--- START OF Materials provided ---

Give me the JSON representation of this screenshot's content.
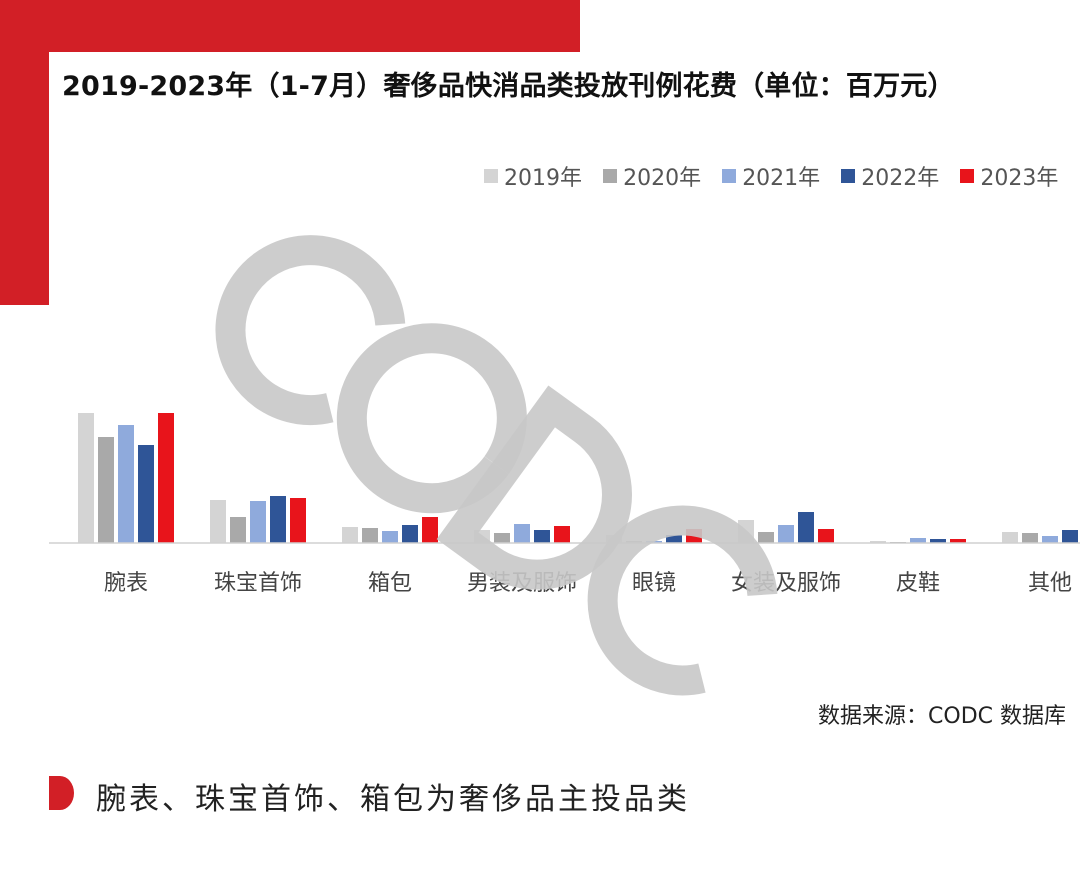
{
  "colors": {
    "accent": "#d21f26",
    "series": [
      "#d4d4d4",
      "#a9a9a9",
      "#8faadc",
      "#2f5597",
      "#e8141b"
    ],
    "watermark": "#c8c8c8"
  },
  "watermark_text": "CODC",
  "chart_data": {
    "type": "bar",
    "title": "2019-2023年（1-7月）奢侈品快消品类投放刊例花费（单位：百万元）",
    "categories": [
      "腕表",
      "珠宝首饰",
      "箱包",
      "男装及服饰",
      "眼镜",
      "女装及服饰",
      "皮鞋",
      "其他"
    ],
    "series": [
      {
        "name": "2019年",
        "values": [
          130,
          43,
          16,
          13,
          8,
          23,
          2,
          11
        ]
      },
      {
        "name": "2020年",
        "values": [
          106,
          26,
          15,
          10,
          2,
          11,
          1,
          10
        ]
      },
      {
        "name": "2021年",
        "values": [
          118,
          42,
          12,
          19,
          2,
          18,
          5,
          7
        ]
      },
      {
        "name": "2022年",
        "values": [
          98,
          47,
          18,
          13,
          8,
          31,
          4,
          13
        ]
      },
      {
        "name": "2023年",
        "values": [
          130,
          45,
          26,
          17,
          14,
          14,
          4,
          14
        ]
      }
    ],
    "legend_position": "top-right",
    "grid": false,
    "y_axis_visible": false,
    "ylim": [
      0,
      135
    ]
  },
  "source": "数据来源：CODC 数据库",
  "caption": "腕表、珠宝首饰、箱包为奢侈品主投品类"
}
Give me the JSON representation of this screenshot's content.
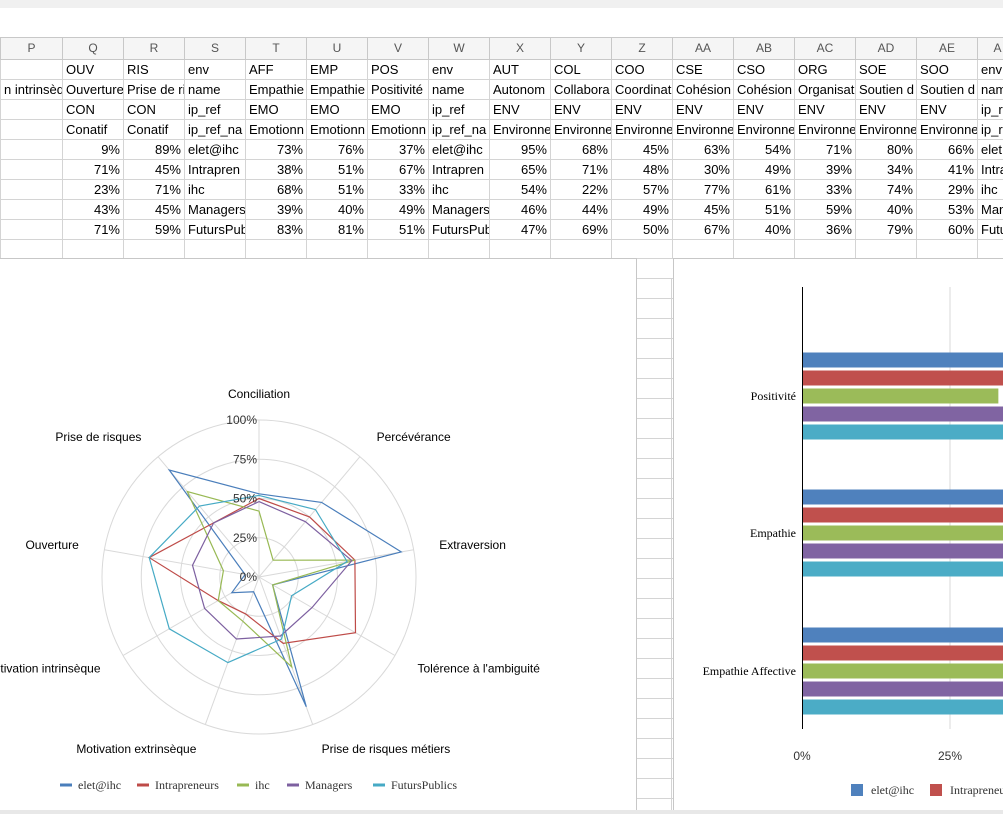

--- END OF Materials provided ---

*Exercise requirements*
Leave out the pictures and give the rest of the records again exactly.

*Solution to the problem*
Give me the JSON representation of this screenshot's content.
{
  "colors": {
    "accent": "#d21f26",
    "series": [
      "#d4d4d4",
      "#a9a9a9",
      "#8faadc",
      "#2f5597",
      "#e8141b"
    ],
    "watermark": "#c8c8c8"
  },
  "watermark_text": "CODC",
  "chart_data": {
    "type": "bar",
    "title": "2019-2023年（1-7月）奢侈品快消品类投放刊例花费（单位：百万元）",
    "categories": [
      "腕表",
      "珠宝首饰",
      "箱包",
      "男装及服饰",
      "眼镜",
      "女装及服饰",
      "皮鞋",
      "其他"
    ],
    "series": [
      {
        "name": "2019年",
        "values": [
          130,
          43,
          16,
          13,
          8,
          23,
          2,
          11
        ]
      },
      {
        "name": "2020年",
        "values": [
          106,
          26,
          15,
          10,
          2,
          11,
          1,
          10
        ]
      },
      {
        "name": "2021年",
        "values": [
          118,
          42,
          12,
          19,
          2,
          18,
          5,
          7
        ]
      },
      {
        "name": "2022年",
        "values": [
          98,
          47,
          18,
          13,
          8,
          31,
          4,
          13
        ]
      },
      {
        "name": "2023年",
        "values": [
          130,
          45,
          26,
          17,
          14,
          14,
          4,
          14
        ]
      }
    ],
    "legend_position": "top-right",
    "grid": false,
    "y_axis_visible": false,
    "ylim": [
      0,
      135
    ]
  },
  "source": "数据来源：CODC 数据库",
  "caption": "腕表、珠宝首饰、箱包为奢侈品主投品类"
}
Give me the JSON representation of this screenshot's content.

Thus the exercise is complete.